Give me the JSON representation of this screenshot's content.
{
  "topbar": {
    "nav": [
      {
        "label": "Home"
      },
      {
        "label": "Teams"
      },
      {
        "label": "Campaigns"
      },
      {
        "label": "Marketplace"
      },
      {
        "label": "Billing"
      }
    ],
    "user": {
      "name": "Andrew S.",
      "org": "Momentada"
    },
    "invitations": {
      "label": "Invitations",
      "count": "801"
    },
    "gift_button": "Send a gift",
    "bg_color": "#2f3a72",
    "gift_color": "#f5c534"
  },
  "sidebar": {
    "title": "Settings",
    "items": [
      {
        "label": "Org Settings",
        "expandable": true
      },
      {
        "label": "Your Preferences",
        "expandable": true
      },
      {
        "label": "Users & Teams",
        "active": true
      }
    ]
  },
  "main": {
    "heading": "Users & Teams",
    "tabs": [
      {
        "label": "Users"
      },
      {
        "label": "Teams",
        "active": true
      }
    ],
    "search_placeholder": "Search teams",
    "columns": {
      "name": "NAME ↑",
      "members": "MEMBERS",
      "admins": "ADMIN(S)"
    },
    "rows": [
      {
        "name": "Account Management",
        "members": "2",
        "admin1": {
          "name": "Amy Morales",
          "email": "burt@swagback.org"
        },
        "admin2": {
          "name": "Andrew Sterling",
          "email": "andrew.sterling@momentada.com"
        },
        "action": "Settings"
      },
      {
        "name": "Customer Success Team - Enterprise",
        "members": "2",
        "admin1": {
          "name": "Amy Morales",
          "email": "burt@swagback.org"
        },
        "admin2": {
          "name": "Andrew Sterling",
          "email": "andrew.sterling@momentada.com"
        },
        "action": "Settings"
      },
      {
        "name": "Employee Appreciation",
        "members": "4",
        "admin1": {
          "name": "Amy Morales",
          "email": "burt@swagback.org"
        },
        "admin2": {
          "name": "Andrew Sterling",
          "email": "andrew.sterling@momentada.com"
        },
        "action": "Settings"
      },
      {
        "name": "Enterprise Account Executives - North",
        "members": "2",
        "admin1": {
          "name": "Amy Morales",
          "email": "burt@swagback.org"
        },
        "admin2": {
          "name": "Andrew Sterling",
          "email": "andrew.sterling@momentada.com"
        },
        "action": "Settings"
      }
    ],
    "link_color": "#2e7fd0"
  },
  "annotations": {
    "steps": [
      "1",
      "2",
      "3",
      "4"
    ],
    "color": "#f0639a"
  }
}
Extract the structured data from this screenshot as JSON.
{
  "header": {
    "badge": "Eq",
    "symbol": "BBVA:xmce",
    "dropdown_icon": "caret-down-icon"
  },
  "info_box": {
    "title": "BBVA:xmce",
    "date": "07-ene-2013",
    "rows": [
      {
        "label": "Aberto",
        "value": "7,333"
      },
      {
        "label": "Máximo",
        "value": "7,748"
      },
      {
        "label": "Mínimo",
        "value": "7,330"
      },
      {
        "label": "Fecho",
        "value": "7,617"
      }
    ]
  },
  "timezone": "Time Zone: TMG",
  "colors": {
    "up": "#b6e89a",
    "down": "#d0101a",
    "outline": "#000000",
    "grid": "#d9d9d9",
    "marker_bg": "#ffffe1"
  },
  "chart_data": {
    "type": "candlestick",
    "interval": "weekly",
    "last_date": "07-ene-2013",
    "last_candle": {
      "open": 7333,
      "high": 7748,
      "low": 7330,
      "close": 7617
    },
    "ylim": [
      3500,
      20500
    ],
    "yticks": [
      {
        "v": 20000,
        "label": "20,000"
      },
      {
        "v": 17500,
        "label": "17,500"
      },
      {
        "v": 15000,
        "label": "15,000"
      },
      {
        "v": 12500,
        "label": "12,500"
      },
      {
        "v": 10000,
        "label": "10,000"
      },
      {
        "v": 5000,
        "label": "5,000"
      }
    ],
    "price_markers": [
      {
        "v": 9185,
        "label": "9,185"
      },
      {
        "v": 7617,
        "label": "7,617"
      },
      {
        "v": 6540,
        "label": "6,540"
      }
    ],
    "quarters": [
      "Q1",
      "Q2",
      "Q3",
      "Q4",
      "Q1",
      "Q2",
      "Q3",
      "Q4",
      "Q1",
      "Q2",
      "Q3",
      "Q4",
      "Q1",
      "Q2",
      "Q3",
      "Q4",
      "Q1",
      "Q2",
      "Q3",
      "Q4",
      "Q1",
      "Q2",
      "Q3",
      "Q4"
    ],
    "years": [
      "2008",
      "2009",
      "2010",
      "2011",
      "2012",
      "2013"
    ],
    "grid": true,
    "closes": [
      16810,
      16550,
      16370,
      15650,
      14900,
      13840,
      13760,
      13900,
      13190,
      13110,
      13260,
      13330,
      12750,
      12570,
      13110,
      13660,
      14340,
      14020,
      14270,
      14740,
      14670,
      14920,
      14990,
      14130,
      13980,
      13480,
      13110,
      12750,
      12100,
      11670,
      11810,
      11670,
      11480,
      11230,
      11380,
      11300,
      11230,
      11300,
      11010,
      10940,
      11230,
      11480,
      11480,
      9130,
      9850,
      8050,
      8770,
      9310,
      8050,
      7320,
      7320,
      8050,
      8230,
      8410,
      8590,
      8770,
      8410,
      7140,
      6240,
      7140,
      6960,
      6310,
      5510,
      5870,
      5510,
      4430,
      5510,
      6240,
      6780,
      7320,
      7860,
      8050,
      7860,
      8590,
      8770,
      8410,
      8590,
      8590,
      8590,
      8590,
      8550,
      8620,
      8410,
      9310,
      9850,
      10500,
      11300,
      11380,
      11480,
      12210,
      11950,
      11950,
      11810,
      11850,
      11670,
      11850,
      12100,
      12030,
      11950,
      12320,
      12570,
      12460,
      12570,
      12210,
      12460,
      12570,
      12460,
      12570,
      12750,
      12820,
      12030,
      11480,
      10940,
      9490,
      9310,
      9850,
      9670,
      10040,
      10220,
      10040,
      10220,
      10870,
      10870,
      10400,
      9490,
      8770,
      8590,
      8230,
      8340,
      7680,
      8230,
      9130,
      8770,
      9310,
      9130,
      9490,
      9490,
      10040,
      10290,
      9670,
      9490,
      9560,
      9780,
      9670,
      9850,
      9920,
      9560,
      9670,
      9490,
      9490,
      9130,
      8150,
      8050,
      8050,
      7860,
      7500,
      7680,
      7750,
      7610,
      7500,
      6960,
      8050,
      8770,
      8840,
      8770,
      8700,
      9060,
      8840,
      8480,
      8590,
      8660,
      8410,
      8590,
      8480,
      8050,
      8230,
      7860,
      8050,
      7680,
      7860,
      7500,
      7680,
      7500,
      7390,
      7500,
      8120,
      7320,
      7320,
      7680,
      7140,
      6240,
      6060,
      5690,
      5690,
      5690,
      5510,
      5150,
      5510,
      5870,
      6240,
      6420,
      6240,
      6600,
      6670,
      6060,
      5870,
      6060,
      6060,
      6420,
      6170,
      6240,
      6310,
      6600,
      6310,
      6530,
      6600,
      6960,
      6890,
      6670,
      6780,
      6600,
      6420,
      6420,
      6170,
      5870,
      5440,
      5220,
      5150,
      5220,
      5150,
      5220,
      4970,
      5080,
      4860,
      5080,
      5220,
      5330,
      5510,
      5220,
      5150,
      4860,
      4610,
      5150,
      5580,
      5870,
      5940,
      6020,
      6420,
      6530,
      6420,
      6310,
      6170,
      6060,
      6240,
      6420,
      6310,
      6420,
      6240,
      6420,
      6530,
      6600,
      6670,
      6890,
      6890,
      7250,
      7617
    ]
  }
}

*****

=== Description of the task ===
Would you reproduce the material above in full, exactly as given?

=== Correct result ===
Give me the JSON representation of this screenshot's content.
{
  "topbar": {
    "nav": [
      {
        "label": "Home"
      },
      {
        "label": "Teams"
      },
      {
        "label": "Campaigns"
      },
      {
        "label": "Marketplace"
      },
      {
        "label": "Billing"
      }
    ],
    "user": {
      "name": "Andrew S.",
      "org": "Momentada"
    },
    "invitations": {
      "label": "Invitations",
      "count": "801"
    },
    "gift_button": "Send a gift",
    "bg_color": "#2f3a72",
    "gift_color": "#f5c534"
  },
  "sidebar": {
    "title": "Settings",
    "items": [
      {
        "label": "Org Settings",
        "expandable": true
      },
      {
        "label": "Your Preferences",
        "expandable": true
      },
      {
        "label": "Users & Teams",
        "active": true
      }
    ]
  },
  "main": {
    "heading": "Users & Teams",
    "tabs": [
      {
        "label": "Users"
      },
      {
        "label": "Teams",
        "active": true
      }
    ],
    "search_placeholder": "Search teams",
    "columns": {
      "name": "NAME ↑",
      "members": "MEMBERS",
      "admins": "ADMIN(S)"
    },
    "rows": [
      {
        "name": "Account Management",
        "members": "2",
        "admin1": {
          "name": "Amy Morales",
          "email": "burt@swagback.org"
        },
        "admin2": {
          "name": "Andrew Sterling",
          "email": "andrew.sterling@momentada.com"
        },
        "action": "Settings"
      },
      {
        "name": "Customer Success Team - Enterprise",
        "members": "2",
        "admin1": {
          "name": "Amy Morales",
          "email": "burt@swagback.org"
        },
        "admin2": {
          "name": "Andrew Sterling",
          "email": "andrew.sterling@momentada.com"
        },
        "action": "Settings"
      },
      {
        "name": "Employee Appreciation",
        "members": "4",
        "admin1": {
          "name": "Amy Morales",
          "email": "burt@swagback.org"
        },
        "admin2": {
          "name": "Andrew Sterling",
          "email": "andrew.sterling@momentada.com"
        },
        "action": "Settings"
      },
      {
        "name": "Enterprise Account Executives - North",
        "members": "2",
        "admin1": {
          "name": "Amy Morales",
          "email": "burt@swagback.org"
        },
        "admin2": {
          "name": "Andrew Sterling",
          "email": "andrew.sterling@momentada.com"
        },
        "action": "Settings"
      }
    ],
    "link_color": "#2e7fd0"
  },
  "annotations": {
    "steps": [
      "1",
      "2",
      "3",
      "4"
    ],
    "color": "#f0639a"
  }
}
Extract the structured data from this screenshot as JSON.
{
  "header": {
    "badge": "Eq",
    "symbol": "BBVA:xmce",
    "dropdown_icon": "caret-down-icon"
  },
  "info_box": {
    "title": "BBVA:xmce",
    "date": "07-ene-2013",
    "rows": [
      {
        "label": "Aberto",
        "value": "7,333"
      },
      {
        "label": "Máximo",
        "value": "7,748"
      },
      {
        "label": "Mínimo",
        "value": "7,330"
      },
      {
        "label": "Fecho",
        "value": "7,617"
      }
    ]
  },
  "timezone": "Time Zone: TMG",
  "colors": {
    "up": "#b6e89a",
    "down": "#d0101a",
    "outline": "#000000",
    "grid": "#d9d9d9",
    "marker_bg": "#ffffe1"
  },
  "chart_data": {
    "type": "candlestick",
    "interval": "weekly",
    "last_date": "07-ene-2013",
    "last_candle": {
      "open": 7333,
      "high": 7748,
      "low": 7330,
      "close": 7617
    },
    "ylim": [
      3500,
      20500
    ],
    "yticks": [
      {
        "v": 20000,
        "label": "20,000"
      },
      {
        "v": 17500,
        "label": "17,500"
      },
      {
        "v": 15000,
        "label": "15,000"
      },
      {
        "v": 12500,
        "label": "12,500"
      },
      {
        "v": 10000,
        "label": "10,000"
      },
      {
        "v": 5000,
        "label": "5,000"
      }
    ],
    "price_markers": [
      {
        "v": 9185,
        "label": "9,185"
      },
      {
        "v": 7617,
        "label": "7,617"
      },
      {
        "v": 6540,
        "label": "6,540"
      }
    ],
    "quarters": [
      "Q1",
      "Q2",
      "Q3",
      "Q4",
      "Q1",
      "Q2",
      "Q3",
      "Q4",
      "Q1",
      "Q2",
      "Q3",
      "Q4",
      "Q1",
      "Q2",
      "Q3",
      "Q4",
      "Q1",
      "Q2",
      "Q3",
      "Q4",
      "Q1",
      "Q2",
      "Q3",
      "Q4"
    ],
    "years": [
      "2008",
      "2009",
      "2010",
      "2011",
      "2012",
      "2013"
    ],
    "grid": true,
    "closes": [
      16810,
      16550,
      16370,
      15650,
      14900,
      13840,
      13760,
      13900,
      13190,
      13110,
      13260,
      13330,
      12750,
      12570,
      13110,
      13660,
      14340,
      14020,
      14270,
      14740,
      14670,
      14920,
      14990,
      14130,
      13980,
      13480,
      13110,
      12750,
      12100,
      11670,
      11810,
      11670,
      11480,
      11230,
      11380,
      11300,
      11230,
      11300,
      11010,
      10940,
      11230,
      11480,
      11480,
      9130,
      9850,
      8050,
      8770,
      9310,
      8050,
      7320,
      7320,
      8050,
      8230,
      8410,
      8590,
      8770,
      8410,
      7140,
      6240,
      7140,
      6960,
      6310,
      5510,
      5870,
      5510,
      4430,
      5510,
      6240,
      6780,
      7320,
      7860,
      8050,
      7860,
      8590,
      8770,
      8410,
      8590,
      8590,
      8590,
      8590,
      8550,
      8620,
      8410,
      9310,
      9850,
      10500,
      11300,
      11380,
      11480,
      12210,
      11950,
      11950,
      11810,
      11850,
      11670,
      11850,
      12100,
      12030,
      11950,
      12320,
      12570,
      12460,
      12570,
      12210,
      12460,
      12570,
      12460,
      12570,
      12750,
      12820,
      12030,
      11480,
      10940,
      9490,
      9310,
      9850,
      9670,
      10040,
      10220,
      10040,
      10220,
      10870,
      10870,
      10400,
      9490,
      8770,
      8590,
      8230,
      8340,
      7680,
      8230,
      9130,
      8770,
      9310,
      9130,
      9490,
      9490,
      10040,
      10290,
      9670,
      9490,
      9560,
      9780,
      9670,
      9850,
      9920,
      9560,
      9670,
      9490,
      9490,
      9130,
      8150,
      8050,
      8050,
      7860,
      7500,
      7680,
      7750,
      7610,
      7500,
      6960,
      8050,
      8770,
      8840,
      8770,
      8700,
      9060,
      8840,
      8480,
      8590,
      8660,
      8410,
      8590,
      8480,
      8050,
      8230,
      7860,
      8050,
      7680,
      7860,
      7500,
      7680,
      7500,
      7390,
      7500,
      8120,
      7320,
      7320,
      7680,
      7140,
      6240,
      6060,
      5690,
      5690,
      5690,
      5510,
      5150,
      5510,
      5870,
      6240,
      6420,
      6240,
      6600,
      6670,
      6060,
      5870,
      6060,
      6060,
      6420,
      6170,
      6240,
      6310,
      6600,
      6310,
      6530,
      6600,
      6960,
      6890,
      6670,
      6780,
      6600,
      6420,
      6420,
      6170,
      5870,
      5440,
      5220,
      5150,
      5220,
      5150,
      5220,
      4970,
      5080,
      4860,
      5080,
      5220,
      5330,
      5510,
      5220,
      5150,
      4860,
      4610,
      5150,
      5580,
      5870,
      5940,
      6020,
      6420,
      6530,
      6420,
      6310,
      6170,
      6060,
      6240,
      6420,
      6310,
      6420,
      6240,
      6420,
      6530,
      6600,
      6670,
      6890,
      6890,
      7250,
      7617
    ]
  }
}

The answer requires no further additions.